Job
Copy out all lines that carry the word "Left".
Start
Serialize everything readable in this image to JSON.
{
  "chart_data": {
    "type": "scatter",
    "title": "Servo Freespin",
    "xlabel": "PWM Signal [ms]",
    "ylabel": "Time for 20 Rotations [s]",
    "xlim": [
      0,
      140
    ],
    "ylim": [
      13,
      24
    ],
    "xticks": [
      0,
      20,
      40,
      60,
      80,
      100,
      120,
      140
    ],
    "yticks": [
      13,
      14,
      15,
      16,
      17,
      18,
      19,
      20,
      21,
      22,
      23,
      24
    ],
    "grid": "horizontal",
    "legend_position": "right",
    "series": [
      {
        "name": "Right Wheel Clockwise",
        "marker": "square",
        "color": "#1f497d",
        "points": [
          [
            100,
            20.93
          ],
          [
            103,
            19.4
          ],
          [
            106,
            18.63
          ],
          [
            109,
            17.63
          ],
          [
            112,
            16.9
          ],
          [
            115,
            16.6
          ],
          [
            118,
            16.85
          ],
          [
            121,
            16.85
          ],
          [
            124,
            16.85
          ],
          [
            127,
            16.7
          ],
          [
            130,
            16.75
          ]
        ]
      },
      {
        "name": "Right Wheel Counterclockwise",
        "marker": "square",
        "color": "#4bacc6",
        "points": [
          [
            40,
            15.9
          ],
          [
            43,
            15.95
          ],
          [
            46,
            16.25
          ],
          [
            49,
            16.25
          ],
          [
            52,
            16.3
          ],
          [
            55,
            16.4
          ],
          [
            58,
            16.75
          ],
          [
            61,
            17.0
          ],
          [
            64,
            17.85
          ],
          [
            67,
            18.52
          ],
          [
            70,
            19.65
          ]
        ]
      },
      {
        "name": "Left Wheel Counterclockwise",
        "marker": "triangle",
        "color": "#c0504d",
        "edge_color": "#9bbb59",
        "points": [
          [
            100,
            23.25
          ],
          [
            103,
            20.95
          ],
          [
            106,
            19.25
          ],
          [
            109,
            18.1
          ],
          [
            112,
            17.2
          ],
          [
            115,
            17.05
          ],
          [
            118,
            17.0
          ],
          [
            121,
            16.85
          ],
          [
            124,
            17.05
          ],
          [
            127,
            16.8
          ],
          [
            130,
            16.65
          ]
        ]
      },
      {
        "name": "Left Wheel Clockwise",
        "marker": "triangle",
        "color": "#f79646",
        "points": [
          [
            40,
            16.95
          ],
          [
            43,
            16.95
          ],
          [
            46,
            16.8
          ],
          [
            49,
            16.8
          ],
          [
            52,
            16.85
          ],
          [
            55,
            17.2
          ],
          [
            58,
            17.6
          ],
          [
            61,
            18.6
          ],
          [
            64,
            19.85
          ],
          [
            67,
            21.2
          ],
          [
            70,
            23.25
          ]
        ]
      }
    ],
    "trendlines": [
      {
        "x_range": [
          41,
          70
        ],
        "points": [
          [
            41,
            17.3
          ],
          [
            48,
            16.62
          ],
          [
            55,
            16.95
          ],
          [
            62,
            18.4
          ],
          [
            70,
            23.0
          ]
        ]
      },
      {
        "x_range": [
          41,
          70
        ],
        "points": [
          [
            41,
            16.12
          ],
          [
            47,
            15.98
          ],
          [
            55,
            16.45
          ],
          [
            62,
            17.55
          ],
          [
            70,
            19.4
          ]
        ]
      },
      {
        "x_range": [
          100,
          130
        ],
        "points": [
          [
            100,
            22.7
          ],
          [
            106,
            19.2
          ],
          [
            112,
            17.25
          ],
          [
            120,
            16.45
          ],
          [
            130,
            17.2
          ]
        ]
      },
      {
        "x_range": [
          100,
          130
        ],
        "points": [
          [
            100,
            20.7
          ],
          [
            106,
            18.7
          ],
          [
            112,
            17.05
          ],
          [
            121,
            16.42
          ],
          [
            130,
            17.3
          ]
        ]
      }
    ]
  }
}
End
Answer to this exercise
        "name": "Left Wheel Counterclockwise",
        "name": "Left Wheel Clockwise",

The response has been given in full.